§ **Document passage**:
....
Millions of companies exist.

Most of them do the same things – the same things that have been done for a long time. Their fundamental business structure and practices work just fine, as they have for years.

Here’s the problem: No structure, action, or process can be valued on its own accord.

The concept of opportunity cost makes sure that will never be the case.

Understanding Opportunity Cost

Every single decision that a business makes is at the cost of every other possible decision. This is how every business should think. This is how I think. I’m writing this guest post for for Mirasee instead of any and every other blog in the world (including Deep Existence), instead of putting it together with other content for a book, and instead of catching up on the NBA Playoffs (go Derrick Rose and the Bulls!).

Recognizing opportunity cost is the first step in true innovation – you know, the kind that changes the world and gets you rich in the process. When you understand opportunity cost, you begin to see the world in a very different way. It removes any definitive “best steps” to do anything, because the unknown and undiscovered lurks behind you creepily. The unknown almost always has better ways of doing things, and that is where innovation comes in.

Stephen, I Don’t Have The Ability To Innovate!

If you believe it, then it is true. *scary music*

But be aware that it is a false belief and the primary reason for rampant inside-the-box thinking that dominates society. Innovation and creativity are a mindset and practice, not an exclusive gift. Consider the following true story.

A CEO of a major publishing firm hired a group of top psychologists to examine the differences between creative and uncreative employees. After a full year of research, what do you think the difference between the two groups was?

The creative group believed they were creative and the others did not. That’s it.

Afterwards, said CEO implemented a creativity program for the uncreative employees and they became “many more times creative” than the original creative group. Everyone can be creative. Everyone can innovate.

This story is from Thinkertoys by Michael Michalko – buy this book immediately. It is my favorite book and an innovator’s bible. (Full Disclosure: This is an affiliate link and the author of this guest post will get 4% commission (about 50 cents) from Amazon if you buy it.)
....
Spatial annotation entries

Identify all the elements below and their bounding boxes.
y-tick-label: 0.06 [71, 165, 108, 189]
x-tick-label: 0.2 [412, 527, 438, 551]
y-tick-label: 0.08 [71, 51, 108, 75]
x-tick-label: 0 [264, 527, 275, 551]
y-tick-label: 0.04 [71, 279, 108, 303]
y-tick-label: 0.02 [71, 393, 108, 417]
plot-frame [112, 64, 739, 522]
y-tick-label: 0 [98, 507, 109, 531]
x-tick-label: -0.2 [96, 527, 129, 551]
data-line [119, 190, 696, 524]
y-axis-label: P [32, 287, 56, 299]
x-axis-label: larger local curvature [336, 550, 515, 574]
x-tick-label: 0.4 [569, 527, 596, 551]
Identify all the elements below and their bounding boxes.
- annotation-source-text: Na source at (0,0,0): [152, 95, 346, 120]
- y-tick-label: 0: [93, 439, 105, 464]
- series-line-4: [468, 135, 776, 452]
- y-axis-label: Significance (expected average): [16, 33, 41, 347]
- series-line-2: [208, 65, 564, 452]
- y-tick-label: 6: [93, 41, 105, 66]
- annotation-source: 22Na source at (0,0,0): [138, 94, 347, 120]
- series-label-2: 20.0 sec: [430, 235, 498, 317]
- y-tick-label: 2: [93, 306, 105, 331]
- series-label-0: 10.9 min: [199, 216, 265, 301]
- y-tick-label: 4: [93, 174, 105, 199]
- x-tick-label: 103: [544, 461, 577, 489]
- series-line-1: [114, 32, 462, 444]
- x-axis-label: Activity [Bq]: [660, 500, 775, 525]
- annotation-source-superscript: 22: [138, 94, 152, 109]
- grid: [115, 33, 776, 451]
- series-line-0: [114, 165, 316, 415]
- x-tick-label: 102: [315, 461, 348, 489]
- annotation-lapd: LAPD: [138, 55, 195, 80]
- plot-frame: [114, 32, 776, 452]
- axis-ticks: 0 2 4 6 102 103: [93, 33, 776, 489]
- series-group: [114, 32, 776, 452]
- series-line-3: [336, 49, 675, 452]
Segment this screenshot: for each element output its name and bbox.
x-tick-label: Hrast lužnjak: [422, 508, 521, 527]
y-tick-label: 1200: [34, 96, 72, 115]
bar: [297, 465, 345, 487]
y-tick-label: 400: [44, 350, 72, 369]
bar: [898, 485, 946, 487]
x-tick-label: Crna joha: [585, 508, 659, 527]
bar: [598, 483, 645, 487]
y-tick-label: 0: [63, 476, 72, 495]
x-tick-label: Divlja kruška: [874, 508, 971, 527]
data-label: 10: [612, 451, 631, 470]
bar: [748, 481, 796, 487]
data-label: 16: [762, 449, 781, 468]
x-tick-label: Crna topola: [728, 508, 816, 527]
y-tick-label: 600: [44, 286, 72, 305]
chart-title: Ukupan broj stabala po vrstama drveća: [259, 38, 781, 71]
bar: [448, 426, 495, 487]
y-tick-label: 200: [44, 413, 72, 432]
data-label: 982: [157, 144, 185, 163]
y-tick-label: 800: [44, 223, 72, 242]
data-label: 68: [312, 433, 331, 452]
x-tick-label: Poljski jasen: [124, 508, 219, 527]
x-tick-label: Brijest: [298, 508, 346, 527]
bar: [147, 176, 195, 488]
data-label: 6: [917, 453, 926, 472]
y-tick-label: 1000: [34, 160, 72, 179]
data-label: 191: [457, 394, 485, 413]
....
§ **Work to do**:
1 - In the article on opportunity cost and innovation, reproduce word for word the passage from "Stephen, I Don’t" up to and including "Everyone can innovate.".
2 - According to the article on opportunity cost and innovation, what did the psychologists find was the difference between the creative and uncreative employees?
3 - Continue the article on opportunity cost and innovation, starting after its final sentence.

§ **Answers below**:
1 -
Stephen, I Don’t Have The Ability To Innovate!

If you believe it, then it is true. *scary music*

But be aware that it is a false belief and the primary reason for rampant inside-the-box thinking that dominates society. Innovation and creativity are a mindset and practice, not an exclusive gift. Consider the following true story.

A CEO of a major publishing firm hired a group of top psychologists to examine the differences between creative and uncreative employees. After a full year of research, what do you think the difference between the two groups was?

The creative group believed they were creative and the others did not. That’s it.

Afterwards, said CEO implemented a creativity program for the uncreative employees and they became “many more times creative” than the original creative group. Everyone can be creative. Everyone can innovate.

2 - The creative group believed they were creative, and the others did not.

3 -
How To Innovate: Practice These Techniques

The primary goal of an innovator is to improve something by thinking differently. Sometimes, just being different is enough – such as with art. Some popular artwork is so strange that I expect to see the signature as art by LSD (and sure enough, some if it is by LSD).

These techniques I’m going to suggest involve “unboxing” the mind and allowing it to realize its potential. By the way, this is elementary school in innovation. If you want middle school and up, buy Thinkertoys. Mr. Michalko will show you more advanced “thinkertoys” to help you solve problems (problem-solving is what innovation is all about).

1. Kill Assumptions And Start Over

We use assumptions to build our understanding of reality. You assume that a human wrote this. You assume that you live on a planet warmed by a giant star. Innovation often begins with starting over. Not only will it lead you to some creative ideas, but it will keep your mind active and sharp.

I just killed an assumption. You set a timer or alarm for cooking, right? No, that is one way. Instead of setting a timer, I will play two songs of appropriate length. When the last song finishes, my rice is ready. Don’t downplay the significance of this – it is evidence of an innovative mind.

Google is a master of this. They didn’t ask how they could improve email, they scrapped the current model altogether and came up with Gmail, the most innovative email client I’ve ever used. The archive function allows you to stow all of your mail away (in one click) out of sight and retrieve it anytime with the search function. This is a refreshing alternative to using folders. (Song two just ended = Rice :-D)

2. Break It Up

Evolutionary innovation is often done by breaking up a component into its individual parts and analyzing them for possible improvements.

Apple is great at this. All of their products are a bit more polished and intuitive than the competition (in many aspects). Apple came out with the thinnest laptop and the highest resolution phone – two known areas that they found a way to be better in. I bought an MP3 player about a year before the ubiquitous iPod came out.

3. Explore Stupid Ideas

We’ve all had some ideas that would embarrass us to death if made public. We typically brush them off. Don’t. Seek out quantity in ideas. Coal turns into diamond at high pressure, and our minds are the pressure cookers of stupid ideas. A stupid-looking idea could turn into the next big thing. For example…

Twitter – I use Twitter and think it’s great, but the idea behind it is stupid – “Let’s just rip out the Facebook status and make into a new thing.” It might be hard to see it this way now, but there had to have been a lot of doubt behind one of the greatest social media powerhouses of today. They made it big by smartly modifying and shaping a questionable idea. Twitter is also a great example of breaking something up into parts (FB status) and doing it better.

4. Question Everything

This is the main principle I live and blog by. Why am I typing this on a keyboard? Maybe I could just speak and have my words appear on screen. From that question was born dictation technology (speech to text). An innovator never stops. Take it a step further – thoughts to text.

Now Go Innovate!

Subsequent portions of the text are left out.